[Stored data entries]

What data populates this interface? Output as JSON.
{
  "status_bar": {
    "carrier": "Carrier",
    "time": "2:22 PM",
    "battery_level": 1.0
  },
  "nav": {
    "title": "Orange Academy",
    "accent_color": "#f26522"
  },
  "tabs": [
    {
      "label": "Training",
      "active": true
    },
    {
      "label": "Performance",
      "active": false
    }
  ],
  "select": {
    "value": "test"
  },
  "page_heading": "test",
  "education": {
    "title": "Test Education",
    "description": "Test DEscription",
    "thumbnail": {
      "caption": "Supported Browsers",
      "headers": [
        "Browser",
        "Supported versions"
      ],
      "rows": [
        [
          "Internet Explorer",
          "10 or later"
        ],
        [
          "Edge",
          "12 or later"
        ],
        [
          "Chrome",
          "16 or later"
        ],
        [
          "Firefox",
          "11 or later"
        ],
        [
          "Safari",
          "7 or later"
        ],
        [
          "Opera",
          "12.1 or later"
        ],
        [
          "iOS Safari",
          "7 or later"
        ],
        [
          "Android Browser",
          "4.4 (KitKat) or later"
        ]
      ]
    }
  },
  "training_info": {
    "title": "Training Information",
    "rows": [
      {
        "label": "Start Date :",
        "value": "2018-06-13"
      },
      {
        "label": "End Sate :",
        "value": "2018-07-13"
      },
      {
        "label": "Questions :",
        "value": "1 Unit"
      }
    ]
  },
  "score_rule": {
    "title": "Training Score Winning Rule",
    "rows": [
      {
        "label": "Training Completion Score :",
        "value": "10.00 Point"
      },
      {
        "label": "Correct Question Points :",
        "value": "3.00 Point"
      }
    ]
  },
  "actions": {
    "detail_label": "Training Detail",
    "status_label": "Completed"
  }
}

--

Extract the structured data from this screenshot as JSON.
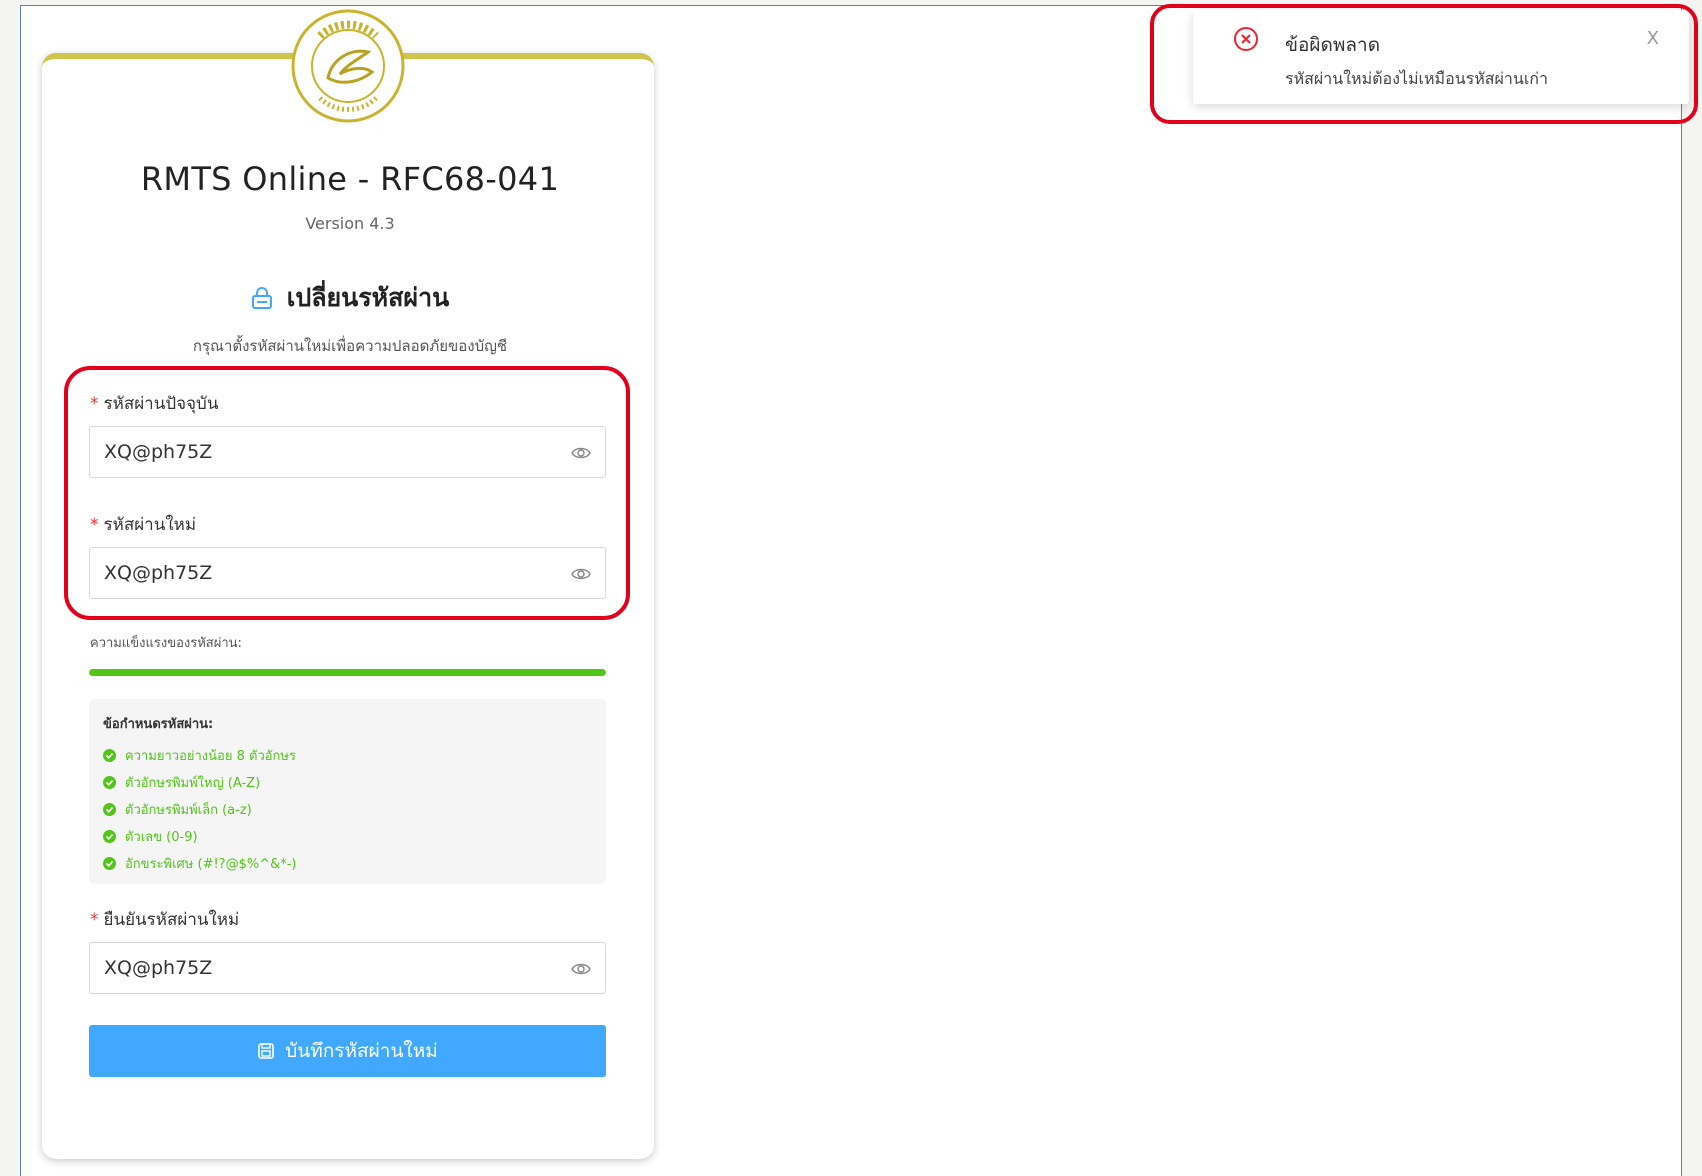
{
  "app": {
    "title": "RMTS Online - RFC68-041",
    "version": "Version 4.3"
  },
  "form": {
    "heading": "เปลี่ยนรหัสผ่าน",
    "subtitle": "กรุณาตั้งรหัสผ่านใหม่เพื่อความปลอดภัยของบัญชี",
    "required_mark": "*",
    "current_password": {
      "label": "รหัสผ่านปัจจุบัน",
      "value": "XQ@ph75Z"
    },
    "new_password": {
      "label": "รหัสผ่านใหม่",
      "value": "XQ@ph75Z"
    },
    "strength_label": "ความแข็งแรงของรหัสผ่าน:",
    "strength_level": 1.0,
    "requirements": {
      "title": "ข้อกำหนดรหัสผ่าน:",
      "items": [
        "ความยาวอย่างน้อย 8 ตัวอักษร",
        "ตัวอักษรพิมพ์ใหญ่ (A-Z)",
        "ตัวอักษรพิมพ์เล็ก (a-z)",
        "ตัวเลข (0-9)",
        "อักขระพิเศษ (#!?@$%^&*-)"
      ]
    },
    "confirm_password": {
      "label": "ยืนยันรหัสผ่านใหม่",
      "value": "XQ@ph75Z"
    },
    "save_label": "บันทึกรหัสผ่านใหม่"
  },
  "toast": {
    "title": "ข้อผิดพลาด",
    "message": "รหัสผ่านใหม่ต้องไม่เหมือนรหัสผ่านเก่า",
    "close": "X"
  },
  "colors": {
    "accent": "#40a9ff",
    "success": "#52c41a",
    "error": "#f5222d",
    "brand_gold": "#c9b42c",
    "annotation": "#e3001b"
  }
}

WHAT TO PRODUCE
Identify and list each line with the word "value".

COMPLETED EXERCISE
    "value": "test"
        "value": "2018-06-13"
        "value": "2018-07-13"
        "value": "1 Unit"
        "value": "10.00 Point"
        "value": "3.00 Point"
      "value": "XQ@ph75Z"
      "value": "XQ@ph75Z"
      "value": "XQ@ph75Z"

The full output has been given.